--- begin Listing ---

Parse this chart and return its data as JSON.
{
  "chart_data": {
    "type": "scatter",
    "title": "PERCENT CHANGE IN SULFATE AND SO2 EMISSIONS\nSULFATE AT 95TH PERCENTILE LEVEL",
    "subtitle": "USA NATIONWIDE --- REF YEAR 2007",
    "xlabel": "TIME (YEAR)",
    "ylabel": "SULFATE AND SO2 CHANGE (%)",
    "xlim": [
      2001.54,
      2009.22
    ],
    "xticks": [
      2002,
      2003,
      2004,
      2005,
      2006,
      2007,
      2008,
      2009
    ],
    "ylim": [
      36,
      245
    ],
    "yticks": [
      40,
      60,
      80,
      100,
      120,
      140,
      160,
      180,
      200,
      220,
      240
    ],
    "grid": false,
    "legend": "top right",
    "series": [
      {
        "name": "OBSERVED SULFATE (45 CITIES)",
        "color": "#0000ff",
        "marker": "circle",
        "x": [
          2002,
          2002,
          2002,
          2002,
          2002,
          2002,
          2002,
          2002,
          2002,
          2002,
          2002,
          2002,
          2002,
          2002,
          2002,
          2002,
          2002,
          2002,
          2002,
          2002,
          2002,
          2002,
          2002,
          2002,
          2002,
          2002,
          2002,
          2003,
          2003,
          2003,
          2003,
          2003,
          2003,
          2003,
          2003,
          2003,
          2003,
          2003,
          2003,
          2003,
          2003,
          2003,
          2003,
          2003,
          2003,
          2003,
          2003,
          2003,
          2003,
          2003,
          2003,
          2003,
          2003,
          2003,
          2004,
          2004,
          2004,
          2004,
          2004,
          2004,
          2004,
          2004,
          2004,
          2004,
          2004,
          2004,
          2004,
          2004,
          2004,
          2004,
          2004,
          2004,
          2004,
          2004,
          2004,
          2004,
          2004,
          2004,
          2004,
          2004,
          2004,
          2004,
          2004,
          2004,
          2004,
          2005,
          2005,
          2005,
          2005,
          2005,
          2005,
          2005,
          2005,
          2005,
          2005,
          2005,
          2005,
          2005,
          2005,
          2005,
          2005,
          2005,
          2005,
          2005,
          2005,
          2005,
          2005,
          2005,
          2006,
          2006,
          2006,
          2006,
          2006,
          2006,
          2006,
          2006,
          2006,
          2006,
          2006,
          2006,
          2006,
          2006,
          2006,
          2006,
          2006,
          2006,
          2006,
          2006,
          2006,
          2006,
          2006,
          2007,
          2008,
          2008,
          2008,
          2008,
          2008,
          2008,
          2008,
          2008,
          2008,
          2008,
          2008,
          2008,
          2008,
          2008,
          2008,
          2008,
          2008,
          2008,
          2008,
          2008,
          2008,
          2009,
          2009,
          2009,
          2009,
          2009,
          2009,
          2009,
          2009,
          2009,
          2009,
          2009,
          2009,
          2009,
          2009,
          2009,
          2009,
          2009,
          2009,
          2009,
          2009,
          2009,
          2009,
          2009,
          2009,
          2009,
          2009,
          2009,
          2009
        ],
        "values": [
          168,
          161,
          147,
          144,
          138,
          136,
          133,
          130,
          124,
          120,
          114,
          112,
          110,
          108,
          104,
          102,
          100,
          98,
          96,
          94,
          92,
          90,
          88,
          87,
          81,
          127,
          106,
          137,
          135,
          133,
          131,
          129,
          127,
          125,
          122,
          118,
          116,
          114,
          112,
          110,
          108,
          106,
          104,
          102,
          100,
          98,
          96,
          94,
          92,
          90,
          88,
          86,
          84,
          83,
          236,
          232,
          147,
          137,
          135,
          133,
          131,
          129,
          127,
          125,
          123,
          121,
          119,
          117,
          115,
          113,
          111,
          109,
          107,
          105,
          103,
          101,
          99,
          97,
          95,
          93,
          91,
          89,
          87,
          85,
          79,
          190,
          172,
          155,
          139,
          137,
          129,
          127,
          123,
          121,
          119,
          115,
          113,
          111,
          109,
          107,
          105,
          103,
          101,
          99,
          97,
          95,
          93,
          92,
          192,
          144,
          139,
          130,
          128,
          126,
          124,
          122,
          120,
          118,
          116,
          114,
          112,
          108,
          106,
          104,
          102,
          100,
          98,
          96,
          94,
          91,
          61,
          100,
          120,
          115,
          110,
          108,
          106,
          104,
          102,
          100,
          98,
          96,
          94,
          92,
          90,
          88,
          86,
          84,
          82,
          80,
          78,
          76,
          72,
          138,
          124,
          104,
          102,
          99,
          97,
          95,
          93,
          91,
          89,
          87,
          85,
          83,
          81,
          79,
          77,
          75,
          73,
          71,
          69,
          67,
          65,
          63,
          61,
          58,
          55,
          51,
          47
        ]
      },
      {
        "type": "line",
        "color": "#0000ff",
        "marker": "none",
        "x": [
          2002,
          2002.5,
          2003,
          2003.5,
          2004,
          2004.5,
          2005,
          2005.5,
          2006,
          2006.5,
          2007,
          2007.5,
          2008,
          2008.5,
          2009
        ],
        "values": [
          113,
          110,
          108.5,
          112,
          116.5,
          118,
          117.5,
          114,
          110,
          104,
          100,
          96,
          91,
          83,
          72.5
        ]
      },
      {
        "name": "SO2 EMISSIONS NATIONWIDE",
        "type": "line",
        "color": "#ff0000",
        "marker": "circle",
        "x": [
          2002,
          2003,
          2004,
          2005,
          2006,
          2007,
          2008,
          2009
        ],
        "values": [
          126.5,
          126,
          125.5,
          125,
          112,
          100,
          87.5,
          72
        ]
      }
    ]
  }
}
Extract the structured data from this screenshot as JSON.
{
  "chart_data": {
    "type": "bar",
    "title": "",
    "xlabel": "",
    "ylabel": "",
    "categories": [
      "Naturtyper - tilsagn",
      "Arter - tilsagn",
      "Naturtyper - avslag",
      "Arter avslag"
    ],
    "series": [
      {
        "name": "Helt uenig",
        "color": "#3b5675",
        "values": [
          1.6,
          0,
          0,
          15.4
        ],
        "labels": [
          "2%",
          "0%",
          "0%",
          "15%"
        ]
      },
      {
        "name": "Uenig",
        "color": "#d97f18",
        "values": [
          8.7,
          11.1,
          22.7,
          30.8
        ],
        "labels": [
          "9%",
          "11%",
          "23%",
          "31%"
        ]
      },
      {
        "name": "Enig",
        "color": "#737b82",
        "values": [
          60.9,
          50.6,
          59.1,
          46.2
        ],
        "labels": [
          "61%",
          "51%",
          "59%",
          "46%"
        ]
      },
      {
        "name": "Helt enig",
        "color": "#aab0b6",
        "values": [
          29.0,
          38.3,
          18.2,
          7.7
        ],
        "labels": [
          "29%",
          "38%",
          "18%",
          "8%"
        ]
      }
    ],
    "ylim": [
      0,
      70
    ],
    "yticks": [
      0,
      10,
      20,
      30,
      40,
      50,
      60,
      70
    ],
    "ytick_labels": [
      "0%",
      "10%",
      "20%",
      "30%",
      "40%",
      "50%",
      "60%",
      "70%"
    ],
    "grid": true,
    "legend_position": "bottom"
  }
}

--- end Listing ---

Request:
Restate each of the entries above verbatim.

Result of this task:
Parse this chart and return its data as JSON.
{
  "chart_data": {
    "type": "scatter",
    "title": "PERCENT CHANGE IN SULFATE AND SO2 EMISSIONS\nSULFATE AT 95TH PERCENTILE LEVEL",
    "subtitle": "USA NATIONWIDE --- REF YEAR 2007",
    "xlabel": "TIME (YEAR)",
    "ylabel": "SULFATE AND SO2 CHANGE (%)",
    "xlim": [
      2001.54,
      2009.22
    ],
    "xticks": [
      2002,
      2003,
      2004,
      2005,
      2006,
      2007,
      2008,
      2009
    ],
    "ylim": [
      36,
      245
    ],
    "yticks": [
      40,
      60,
      80,
      100,
      120,
      140,
      160,
      180,
      200,
      220,
      240
    ],
    "grid": false,
    "legend": "top right",
    "series": [
      {
        "name": "OBSERVED SULFATE (45 CITIES)",
        "color": "#0000ff",
        "marker": "circle",
        "x": [
          2002,
          2002,
          2002,
          2002,
          2002,
          2002,
          2002,
          2002,
          2002,
          2002,
          2002,
          2002,
          2002,
          2002,
          2002,
          2002,
          2002,
          2002,
          2002,
          2002,
          2002,
          2002,
          2002,
          2002,
          2002,
          2002,
          2002,
          2003,
          2003,
          2003,
          2003,
          2003,
          2003,
          2003,
          2003,
          2003,
          2003,
          2003,
          2003,
          2003,
          2003,
          2003,
          2003,
          2003,
          2003,
          2003,
          2003,
          2003,
          2003,
          2003,
          2003,
          2003,
          2003,
          2003,
          2004,
          2004,
          2004,
          2004,
          2004,
          2004,
          2004,
          2004,
          2004,
          2004,
          2004,
          2004,
          2004,
          2004,
          2004,
          2004,
          2004,
          2004,
          2004,
          2004,
          2004,
          2004,
          2004,
          2004,
          2004,
          2004,
          2004,
          2004,
          2004,
          2004,
          2004,
          2005,
          2005,
          2005,
          2005,
          2005,
          2005,
          2005,
          2005,
          2005,
          2005,
          2005,
          2005,
          2005,
          2005,
          2005,
          2005,
          2005,
          2005,
          2005,
          2005,
          2005,
          2005,
          2005,
          2006,
          2006,
          2006,
          2006,
          2006,
          2006,
          2006,
          2006,
          2006,
          2006,
          2006,
          2006,
          2006,
          2006,
          2006,
          2006,
          2006,
          2006,
          2006,
          2006,
          2006,
          2006,
          2006,
          2007,
          2008,
          2008,
          2008,
          2008,
          2008,
          2008,
          2008,
          2008,
          2008,
          2008,
          2008,
          2008,
          2008,
          2008,
          2008,
          2008,
          2008,
          2008,
          2008,
          2008,
          2008,
          2009,
          2009,
          2009,
          2009,
          2009,
          2009,
          2009,
          2009,
          2009,
          2009,
          2009,
          2009,
          2009,
          2009,
          2009,
          2009,
          2009,
          2009,
          2009,
          2009,
          2009,
          2009,
          2009,
          2009,
          2009,
          2009,
          2009,
          2009
        ],
        "values": [
          168,
          161,
          147,
          144,
          138,
          136,
          133,
          130,
          124,
          120,
          114,
          112,
          110,
          108,
          104,
          102,
          100,
          98,
          96,
          94,
          92,
          90,
          88,
          87,
          81,
          127,
          106,
          137,
          135,
          133,
          131,
          129,
          127,
          125,
          122,
          118,
          116,
          114,
          112,
          110,
          108,
          106,
          104,
          102,
          100,
          98,
          96,
          94,
          92,
          90,
          88,
          86,
          84,
          83,
          236,
          232,
          147,
          137,
          135,
          133,
          131,
          129,
          127,
          125,
          123,
          121,
          119,
          117,
          115,
          113,
          111,
          109,
          107,
          105,
          103,
          101,
          99,
          97,
          95,
          93,
          91,
          89,
          87,
          85,
          79,
          190,
          172,
          155,
          139,
          137,
          129,
          127,
          123,
          121,
          119,
          115,
          113,
          111,
          109,
          107,
          105,
          103,
          101,
          99,
          97,
          95,
          93,
          92,
          192,
          144,
          139,
          130,
          128,
          126,
          124,
          122,
          120,
          118,
          116,
          114,
          112,
          108,
          106,
          104,
          102,
          100,
          98,
          96,
          94,
          91,
          61,
          100,
          120,
          115,
          110,
          108,
          106,
          104,
          102,
          100,
          98,
          96,
          94,
          92,
          90,
          88,
          86,
          84,
          82,
          80,
          78,
          76,
          72,
          138,
          124,
          104,
          102,
          99,
          97,
          95,
          93,
          91,
          89,
          87,
          85,
          83,
          81,
          79,
          77,
          75,
          73,
          71,
          69,
          67,
          65,
          63,
          61,
          58,
          55,
          51,
          47
        ]
      },
      {
        "type": "line",
        "color": "#0000ff",
        "marker": "none",
        "x": [
          2002,
          2002.5,
          2003,
          2003.5,
          2004,
          2004.5,
          2005,
          2005.5,
          2006,
          2006.5,
          2007,
          2007.5,
          2008,
          2008.5,
          2009
        ],
        "values": [
          113,
          110,
          108.5,
          112,
          116.5,
          118,
          117.5,
          114,
          110,
          104,
          100,
          96,
          91,
          83,
          72.5
        ]
      },
      {
        "name": "SO2 EMISSIONS NATIONWIDE",
        "type": "line",
        "color": "#ff0000",
        "marker": "circle",
        "x": [
          2002,
          2003,
          2004,
          2005,
          2006,
          2007,
          2008,
          2009
        ],
        "values": [
          126.5,
          126,
          125.5,
          125,
          112,
          100,
          87.5,
          72
        ]
      }
    ]
  }
}
Extract the structured data from this screenshot as JSON.
{
  "chart_data": {
    "type": "bar",
    "title": "",
    "xlabel": "",
    "ylabel": "",
    "categories": [
      "Naturtyper - tilsagn",
      "Arter - tilsagn",
      "Naturtyper - avslag",
      "Arter avslag"
    ],
    "series": [
      {
        "name": "Helt uenig",
        "color": "#3b5675",
        "values": [
          1.6,
          0,
          0,
          15.4
        ],
        "labels": [
          "2%",
          "0%",
          "0%",
          "15%"
        ]
      },
      {
        "name": "Uenig",
        "color": "#d97f18",
        "values": [
          8.7,
          11.1,
          22.7,
          30.8
        ],
        "labels": [
          "9%",
          "11%",
          "23%",
          "31%"
        ]
      },
      {
        "name": "Enig",
        "color": "#737b82",
        "values": [
          60.9,
          50.6,
          59.1,
          46.2
        ],
        "labels": [
          "61%",
          "51%",
          "59%",
          "46%"
        ]
      },
      {
        "name": "Helt enig",
        "color": "#aab0b6",
        "values": [
          29.0,
          38.3,
          18.2,
          7.7
        ],
        "labels": [
          "29%",
          "38%",
          "18%",
          "8%"
        ]
      }
    ],
    "ylim": [
      0,
      70
    ],
    "yticks": [
      0,
      10,
      20,
      30,
      40,
      50,
      60,
      70
    ],
    "ytick_labels": [
      "0%",
      "10%",
      "20%",
      "30%",
      "40%",
      "50%",
      "60%",
      "70%"
    ],
    "grid": true,
    "legend_position": "bottom"
  }
}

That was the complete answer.